§ Exercise objective: Go through the listing and write out all of it exactly.

§ Raw records:

* * *

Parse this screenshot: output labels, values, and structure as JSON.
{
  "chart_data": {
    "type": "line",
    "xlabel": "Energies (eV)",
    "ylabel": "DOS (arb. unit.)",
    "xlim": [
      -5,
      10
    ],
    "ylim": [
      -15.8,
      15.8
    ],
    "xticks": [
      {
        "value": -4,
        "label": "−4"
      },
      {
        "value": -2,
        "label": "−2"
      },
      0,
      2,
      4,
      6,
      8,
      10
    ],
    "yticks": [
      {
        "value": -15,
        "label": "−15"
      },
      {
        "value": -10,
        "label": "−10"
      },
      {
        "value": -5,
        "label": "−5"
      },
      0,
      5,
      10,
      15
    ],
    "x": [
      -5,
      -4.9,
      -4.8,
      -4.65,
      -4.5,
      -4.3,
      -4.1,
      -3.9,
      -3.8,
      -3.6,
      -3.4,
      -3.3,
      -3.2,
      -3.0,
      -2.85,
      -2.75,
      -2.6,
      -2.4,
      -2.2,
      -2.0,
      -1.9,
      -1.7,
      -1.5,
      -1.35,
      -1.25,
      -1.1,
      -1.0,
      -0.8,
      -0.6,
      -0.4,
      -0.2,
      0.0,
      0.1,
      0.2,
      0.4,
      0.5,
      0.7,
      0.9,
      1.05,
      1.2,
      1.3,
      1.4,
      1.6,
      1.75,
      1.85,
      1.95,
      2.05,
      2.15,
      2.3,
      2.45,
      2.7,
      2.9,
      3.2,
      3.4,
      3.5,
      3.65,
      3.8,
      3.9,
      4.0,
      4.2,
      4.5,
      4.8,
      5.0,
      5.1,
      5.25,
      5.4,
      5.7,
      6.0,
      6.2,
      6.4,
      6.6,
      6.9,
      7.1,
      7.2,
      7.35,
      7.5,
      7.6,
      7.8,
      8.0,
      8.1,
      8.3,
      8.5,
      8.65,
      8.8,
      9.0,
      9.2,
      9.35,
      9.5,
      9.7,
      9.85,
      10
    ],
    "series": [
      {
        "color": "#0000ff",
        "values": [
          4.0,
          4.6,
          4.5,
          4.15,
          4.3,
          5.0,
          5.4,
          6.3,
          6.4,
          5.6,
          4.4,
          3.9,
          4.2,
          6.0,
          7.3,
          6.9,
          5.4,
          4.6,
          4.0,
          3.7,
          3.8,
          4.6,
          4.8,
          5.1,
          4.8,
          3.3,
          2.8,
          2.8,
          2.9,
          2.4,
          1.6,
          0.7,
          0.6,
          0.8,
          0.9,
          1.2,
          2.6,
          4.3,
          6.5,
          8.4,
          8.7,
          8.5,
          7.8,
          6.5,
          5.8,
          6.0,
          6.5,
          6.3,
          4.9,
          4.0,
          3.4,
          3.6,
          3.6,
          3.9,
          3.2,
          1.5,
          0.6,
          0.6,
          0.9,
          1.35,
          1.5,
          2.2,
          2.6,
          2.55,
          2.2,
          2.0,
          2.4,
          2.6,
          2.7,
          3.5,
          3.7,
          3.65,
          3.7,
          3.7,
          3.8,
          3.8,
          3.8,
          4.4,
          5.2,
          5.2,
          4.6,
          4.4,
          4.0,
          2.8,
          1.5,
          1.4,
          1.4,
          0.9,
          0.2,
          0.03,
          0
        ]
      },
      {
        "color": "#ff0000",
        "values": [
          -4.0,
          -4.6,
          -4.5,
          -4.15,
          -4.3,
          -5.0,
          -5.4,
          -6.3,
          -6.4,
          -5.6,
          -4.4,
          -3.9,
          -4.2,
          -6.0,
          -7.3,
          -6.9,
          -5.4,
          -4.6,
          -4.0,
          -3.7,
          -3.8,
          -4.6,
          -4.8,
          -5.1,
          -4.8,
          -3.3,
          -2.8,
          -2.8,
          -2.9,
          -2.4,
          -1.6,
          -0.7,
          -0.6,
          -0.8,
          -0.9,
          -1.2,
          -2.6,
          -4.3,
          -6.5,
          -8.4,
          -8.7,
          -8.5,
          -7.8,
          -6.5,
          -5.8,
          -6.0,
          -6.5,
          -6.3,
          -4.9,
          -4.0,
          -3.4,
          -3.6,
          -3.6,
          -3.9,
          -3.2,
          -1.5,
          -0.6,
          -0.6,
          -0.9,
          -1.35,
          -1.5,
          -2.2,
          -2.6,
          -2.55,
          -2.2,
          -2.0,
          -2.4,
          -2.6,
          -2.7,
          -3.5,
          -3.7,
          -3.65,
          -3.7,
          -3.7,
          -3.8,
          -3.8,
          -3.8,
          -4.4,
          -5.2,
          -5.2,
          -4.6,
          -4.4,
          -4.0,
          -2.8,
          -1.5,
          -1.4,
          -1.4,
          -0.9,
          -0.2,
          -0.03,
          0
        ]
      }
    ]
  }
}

* * *

§ Solution to this exercise:
Parse this screenshot: output labels, values, and structure as JSON.
{
  "chart_data": {
    "type": "line",
    "xlabel": "Energies (eV)",
    "ylabel": "DOS (arb. unit.)",
    "xlim": [
      -5,
      10
    ],
    "ylim": [
      -15.8,
      15.8
    ],
    "xticks": [
      {
        "value": -4,
        "label": "−4"
      },
      {
        "value": -2,
        "label": "−2"
      },
      0,
      2,
      4,
      6,
      8,
      10
    ],
    "yticks": [
      {
        "value": -15,
        "label": "−15"
      },
      {
        "value": -10,
        "label": "−10"
      },
      {
        "value": -5,
        "label": "−5"
      },
      0,
      5,
      10,
      15
    ],
    "x": [
      -5,
      -4.9,
      -4.8,
      -4.65,
      -4.5,
      -4.3,
      -4.1,
      -3.9,
      -3.8,
      -3.6,
      -3.4,
      -3.3,
      -3.2,
      -3.0,
      -2.85,
      -2.75,
      -2.6,
      -2.4,
      -2.2,
      -2.0,
      -1.9,
      -1.7,
      -1.5,
      -1.35,
      -1.25,
      -1.1,
      -1.0,
      -0.8,
      -0.6,
      -0.4,
      -0.2,
      0.0,
      0.1,
      0.2,
      0.4,
      0.5,
      0.7,
      0.9,
      1.05,
      1.2,
      1.3,
      1.4,
      1.6,
      1.75,
      1.85,
      1.95,
      2.05,
      2.15,
      2.3,
      2.45,
      2.7,
      2.9,
      3.2,
      3.4,
      3.5,
      3.65,
      3.8,
      3.9,
      4.0,
      4.2,
      4.5,
      4.8,
      5.0,
      5.1,
      5.25,
      5.4,
      5.7,
      6.0,
      6.2,
      6.4,
      6.6,
      6.9,
      7.1,
      7.2,
      7.35,
      7.5,
      7.6,
      7.8,
      8.0,
      8.1,
      8.3,
      8.5,
      8.65,
      8.8,
      9.0,
      9.2,
      9.35,
      9.5,
      9.7,
      9.85,
      10
    ],
    "series": [
      {
        "color": "#0000ff",
        "values": [
          4.0,
          4.6,
          4.5,
          4.15,
          4.3,
          5.0,
          5.4,
          6.3,
          6.4,
          5.6,
          4.4,
          3.9,
          4.2,
          6.0,
          7.3,
          6.9,
          5.4,
          4.6,
          4.0,
          3.7,
          3.8,
          4.6,
          4.8,
          5.1,
          4.8,
          3.3,
          2.8,
          2.8,
          2.9,
          2.4,
          1.6,
          0.7,
          0.6,
          0.8,
          0.9,
          1.2,
          2.6,
          4.3,
          6.5,
          8.4,
          8.7,
          8.5,
          7.8,
          6.5,
          5.8,
          6.0,
          6.5,
          6.3,
          4.9,
          4.0,
          3.4,
          3.6,
          3.6,
          3.9,
          3.2,
          1.5,
          0.6,
          0.6,
          0.9,
          1.35,
          1.5,
          2.2,
          2.6,
          2.55,
          2.2,
          2.0,
          2.4,
          2.6,
          2.7,
          3.5,
          3.7,
          3.65,
          3.7,
          3.7,
          3.8,
          3.8,
          3.8,
          4.4,
          5.2,
          5.2,
          4.6,
          4.4,
          4.0,
          2.8,
          1.5,
          1.4,
          1.4,
          0.9,
          0.2,
          0.03,
          0
        ]
      },
      {
        "color": "#ff0000",
        "values": [
          -4.0,
          -4.6,
          -4.5,
          -4.15,
          -4.3,
          -5.0,
          -5.4,
          -6.3,
          -6.4,
          -5.6,
          -4.4,
          -3.9,
          -4.2,
          -6.0,
          -7.3,
          -6.9,
          -5.4,
          -4.6,
          -4.0,
          -3.7,
          -3.8,
          -4.6,
          -4.8,
          -5.1,
          -4.8,
          -3.3,
          -2.8,
          -2.8,
          -2.9,
          -2.4,
          -1.6,
          -0.7,
          -0.6,
          -0.8,
          -0.9,
          -1.2,
          -2.6,
          -4.3,
          -6.5,
          -8.4,
          -8.7,
          -8.5,
          -7.8,
          -6.5,
          -5.8,
          -6.0,
          -6.5,
          -6.3,
          -4.9,
          -4.0,
          -3.4,
          -3.6,
          -3.6,
          -3.9,
          -3.2,
          -1.5,
          -0.6,
          -0.6,
          -0.9,
          -1.35,
          -1.5,
          -2.2,
          -2.6,
          -2.55,
          -2.2,
          -2.0,
          -2.4,
          -2.6,
          -2.7,
          -3.5,
          -3.7,
          -3.65,
          -3.7,
          -3.7,
          -3.8,
          -3.8,
          -3.8,
          -4.4,
          -5.2,
          -5.2,
          -4.6,
          -4.4,
          -4.0,
          -2.8,
          -1.5,
          -1.4,
          -1.4,
          -0.9,
          -0.2,
          -0.03,
          0
        ]
      }
    ]
  }
}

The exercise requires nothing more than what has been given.